(AIM)
Could you write out every record below exactly, leaving out any pictures?

(Records contained in a dataset)
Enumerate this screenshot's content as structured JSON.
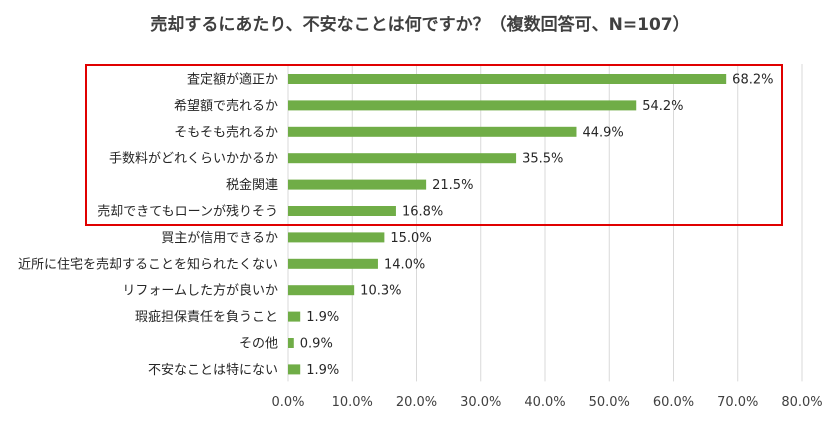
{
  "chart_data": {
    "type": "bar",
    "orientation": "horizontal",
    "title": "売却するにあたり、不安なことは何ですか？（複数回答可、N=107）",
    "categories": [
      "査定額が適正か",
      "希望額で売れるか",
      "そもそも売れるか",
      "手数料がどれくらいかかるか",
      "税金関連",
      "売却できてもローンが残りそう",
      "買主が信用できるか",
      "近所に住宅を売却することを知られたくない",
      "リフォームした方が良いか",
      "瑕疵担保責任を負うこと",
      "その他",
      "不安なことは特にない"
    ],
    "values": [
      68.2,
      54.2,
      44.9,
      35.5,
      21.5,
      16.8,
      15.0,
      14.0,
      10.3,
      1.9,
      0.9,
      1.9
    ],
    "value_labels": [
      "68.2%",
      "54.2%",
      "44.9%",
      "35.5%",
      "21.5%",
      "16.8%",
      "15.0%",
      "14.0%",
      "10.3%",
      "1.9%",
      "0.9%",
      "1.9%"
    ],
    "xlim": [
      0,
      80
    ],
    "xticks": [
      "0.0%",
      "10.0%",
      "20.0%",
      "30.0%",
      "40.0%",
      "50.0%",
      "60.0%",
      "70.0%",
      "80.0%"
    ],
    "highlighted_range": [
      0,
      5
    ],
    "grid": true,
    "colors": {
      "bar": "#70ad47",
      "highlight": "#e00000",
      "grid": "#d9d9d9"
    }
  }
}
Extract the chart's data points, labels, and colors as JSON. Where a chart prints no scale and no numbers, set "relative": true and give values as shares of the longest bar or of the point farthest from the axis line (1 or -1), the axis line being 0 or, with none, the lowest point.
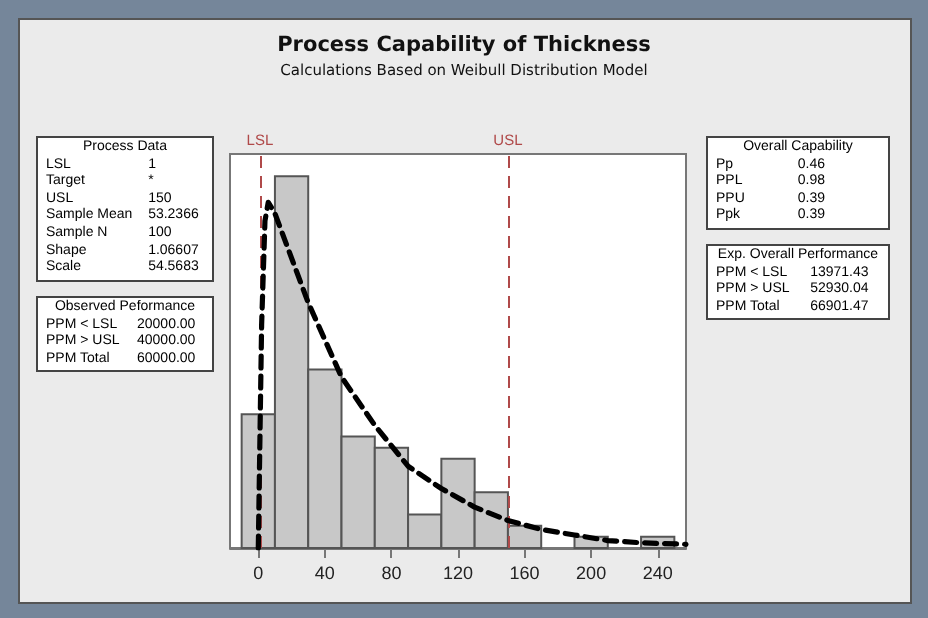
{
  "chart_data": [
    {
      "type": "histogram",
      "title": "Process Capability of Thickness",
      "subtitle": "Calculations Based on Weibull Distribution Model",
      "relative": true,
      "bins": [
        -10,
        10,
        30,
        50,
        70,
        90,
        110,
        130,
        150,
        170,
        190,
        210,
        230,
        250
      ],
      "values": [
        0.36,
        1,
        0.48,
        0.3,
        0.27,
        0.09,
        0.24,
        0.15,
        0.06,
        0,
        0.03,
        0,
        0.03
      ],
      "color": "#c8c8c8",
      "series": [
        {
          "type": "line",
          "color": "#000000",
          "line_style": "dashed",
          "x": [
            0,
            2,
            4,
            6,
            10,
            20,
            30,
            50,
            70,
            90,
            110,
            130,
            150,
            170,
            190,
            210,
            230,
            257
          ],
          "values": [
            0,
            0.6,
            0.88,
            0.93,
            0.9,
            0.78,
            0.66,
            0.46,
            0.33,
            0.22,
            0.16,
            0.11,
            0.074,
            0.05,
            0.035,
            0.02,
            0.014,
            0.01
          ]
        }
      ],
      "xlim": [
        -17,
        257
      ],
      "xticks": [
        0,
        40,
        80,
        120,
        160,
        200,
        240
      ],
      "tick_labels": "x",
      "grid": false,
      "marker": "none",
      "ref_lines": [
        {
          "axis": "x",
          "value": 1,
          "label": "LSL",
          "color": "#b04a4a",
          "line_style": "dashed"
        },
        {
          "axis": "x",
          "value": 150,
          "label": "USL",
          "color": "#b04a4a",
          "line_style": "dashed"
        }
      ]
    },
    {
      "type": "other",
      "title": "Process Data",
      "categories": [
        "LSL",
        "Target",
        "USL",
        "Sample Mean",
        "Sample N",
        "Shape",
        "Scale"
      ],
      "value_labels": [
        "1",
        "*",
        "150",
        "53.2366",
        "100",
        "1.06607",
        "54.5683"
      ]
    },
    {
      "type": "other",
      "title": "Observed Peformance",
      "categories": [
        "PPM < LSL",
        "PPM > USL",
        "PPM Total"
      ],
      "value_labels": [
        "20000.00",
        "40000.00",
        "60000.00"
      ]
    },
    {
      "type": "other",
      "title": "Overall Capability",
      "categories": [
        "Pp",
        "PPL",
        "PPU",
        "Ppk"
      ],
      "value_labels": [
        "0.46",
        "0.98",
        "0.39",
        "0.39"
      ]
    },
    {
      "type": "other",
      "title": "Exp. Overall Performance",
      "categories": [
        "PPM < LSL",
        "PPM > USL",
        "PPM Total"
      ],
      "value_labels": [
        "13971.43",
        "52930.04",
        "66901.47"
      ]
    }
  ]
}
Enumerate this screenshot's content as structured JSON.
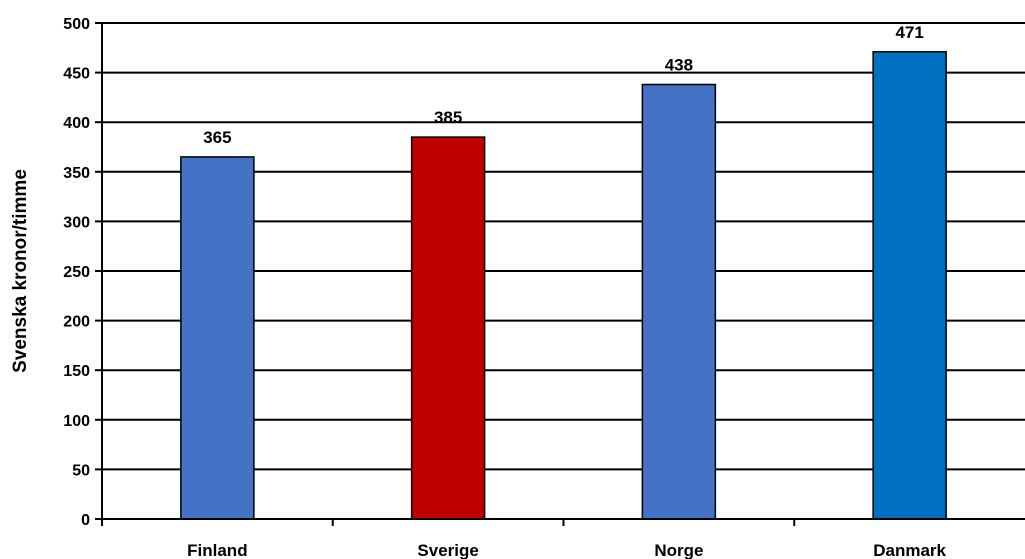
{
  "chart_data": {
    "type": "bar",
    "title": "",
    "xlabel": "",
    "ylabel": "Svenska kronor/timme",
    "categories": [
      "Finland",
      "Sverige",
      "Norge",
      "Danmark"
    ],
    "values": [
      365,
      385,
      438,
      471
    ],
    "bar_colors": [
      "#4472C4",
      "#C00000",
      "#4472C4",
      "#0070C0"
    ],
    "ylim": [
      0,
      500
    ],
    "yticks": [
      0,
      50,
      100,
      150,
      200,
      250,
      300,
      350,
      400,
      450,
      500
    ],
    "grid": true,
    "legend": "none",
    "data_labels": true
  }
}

(RESPONSE TO THIS EXERCISE)
Enumerate this screenshot's content as structured JSON.
{
  "chart_data": {
    "type": "bar",
    "orientation": "horizontal",
    "title": "売却するにあたり、不安なことは何ですか？（複数回答可、N=107）",
    "categories": [
      "査定額が適正か",
      "希望額で売れるか",
      "そもそも売れるか",
      "手数料がどれくらいかかるか",
      "税金関連",
      "売却できてもローンが残りそう",
      "買主が信用できるか",
      "近所に住宅を売却することを知られたくない",
      "リフォームした方が良いか",
      "瑕疵担保責任を負うこと",
      "その他",
      "不安なことは特にない"
    ],
    "values": [
      68.2,
      54.2,
      44.9,
      35.5,
      21.5,
      16.8,
      15.0,
      14.0,
      10.3,
      1.9,
      0.9,
      1.9
    ],
    "value_labels": [
      "68.2%",
      "54.2%",
      "44.9%",
      "35.5%",
      "21.5%",
      "16.8%",
      "15.0%",
      "14.0%",
      "10.3%",
      "1.9%",
      "0.9%",
      "1.9%"
    ],
    "xlim": [
      0,
      80
    ],
    "xticks": [
      "0.0%",
      "10.0%",
      "20.0%",
      "30.0%",
      "40.0%",
      "50.0%",
      "60.0%",
      "70.0%",
      "80.0%"
    ],
    "highlighted_range": [
      0,
      5
    ],
    "grid": true,
    "colors": {
      "bar": "#70ad47",
      "highlight": "#e00000",
      "grid": "#d9d9d9"
    }
  }
}
Extract the chart's data points, labels, and colors as JSON. Where a chart prints no scale and no numbers, set "relative": true and give values as shares of the longest bar or of the point farthest from the axis line (1 or -1), the axis line being 0 or, with none, the lowest point.
{
  "chart_data": [
    {
      "type": "histogram",
      "title": "Process Capability of Thickness",
      "subtitle": "Calculations Based on Weibull Distribution Model",
      "relative": true,
      "bins": [
        -10,
        10,
        30,
        50,
        70,
        90,
        110,
        130,
        150,
        170,
        190,
        210,
        230,
        250
      ],
      "values": [
        0.36,
        1,
        0.48,
        0.3,
        0.27,
        0.09,
        0.24,
        0.15,
        0.06,
        0,
        0.03,
        0,
        0.03
      ],
      "color": "#c8c8c8",
      "series": [
        {
          "type": "line",
          "color": "#000000",
          "line_style": "dashed",
          "x": [
            0,
            2,
            4,
            6,
            10,
            20,
            30,
            50,
            70,
            90,
            110,
            130,
            150,
            170,
            190,
            210,
            230,
            257
          ],
          "values": [
            0,
            0.6,
            0.88,
            0.93,
            0.9,
            0.78,
            0.66,
            0.46,
            0.33,
            0.22,
            0.16,
            0.11,
            0.074,
            0.05,
            0.035,
            0.02,
            0.014,
            0.01
          ]
        }
      ],
      "xlim": [
        -17,
        257
      ],
      "xticks": [
        0,
        40,
        80,
        120,
        160,
        200,
        240
      ],
      "tick_labels": "x",
      "grid": false,
      "marker": "none",
      "ref_lines": [
        {
          "axis": "x",
          "value": 1,
          "label": "LSL",
          "color": "#b04a4a",
          "line_style": "dashed"
        },
        {
          "axis": "x",
          "value": 150,
          "label": "USL",
          "color": "#b04a4a",
          "line_style": "dashed"
        }
      ]
    },
    {
      "type": "other",
      "title": "Process Data",
      "categories": [
        "LSL",
        "Target",
        "USL",
        "Sample Mean",
        "Sample N",
        "Shape",
        "Scale"
      ],
      "value_labels": [
        "1",
        "*",
        "150",
        "53.2366",
        "100",
        "1.06607",
        "54.5683"
      ]
    },
    {
      "type": "other",
      "title": "Observed Peformance",
      "categories": [
        "PPM < LSL",
        "PPM > USL",
        "PPM Total"
      ],
      "value_labels": [
        "20000.00",
        "40000.00",
        "60000.00"
      ]
    },
    {
      "type": "other",
      "title": "Overall Capability",
      "categories": [
        "Pp",
        "PPL",
        "PPU",
        "Ppk"
      ],
      "value_labels": [
        "0.46",
        "0.98",
        "0.39",
        "0.39"
      ]
    },
    {
      "type": "other",
      "title": "Exp. Overall Performance",
      "categories": [
        "PPM < LSL",
        "PPM > USL",
        "PPM Total"
      ],
      "value_labels": [
        "13971.43",
        "52930.04",
        "66901.47"
      ]
    }
  ]
}
Enumerate this screenshot's content as structured JSON.
{
  "chart_data": {
    "type": "bar",
    "title": "",
    "xlabel": "",
    "ylabel": "Svenska kronor/timme",
    "categories": [
      "Finland",
      "Sverige",
      "Norge",
      "Danmark"
    ],
    "values": [
      365,
      385,
      438,
      471
    ],
    "bar_colors": [
      "#4472C4",
      "#C00000",
      "#4472C4",
      "#0070C0"
    ],
    "ylim": [
      0,
      500
    ],
    "yticks": [
      0,
      50,
      100,
      150,
      200,
      250,
      300,
      350,
      400,
      450,
      500
    ],
    "grid": true,
    "legend": "none",
    "data_labels": true
  }
}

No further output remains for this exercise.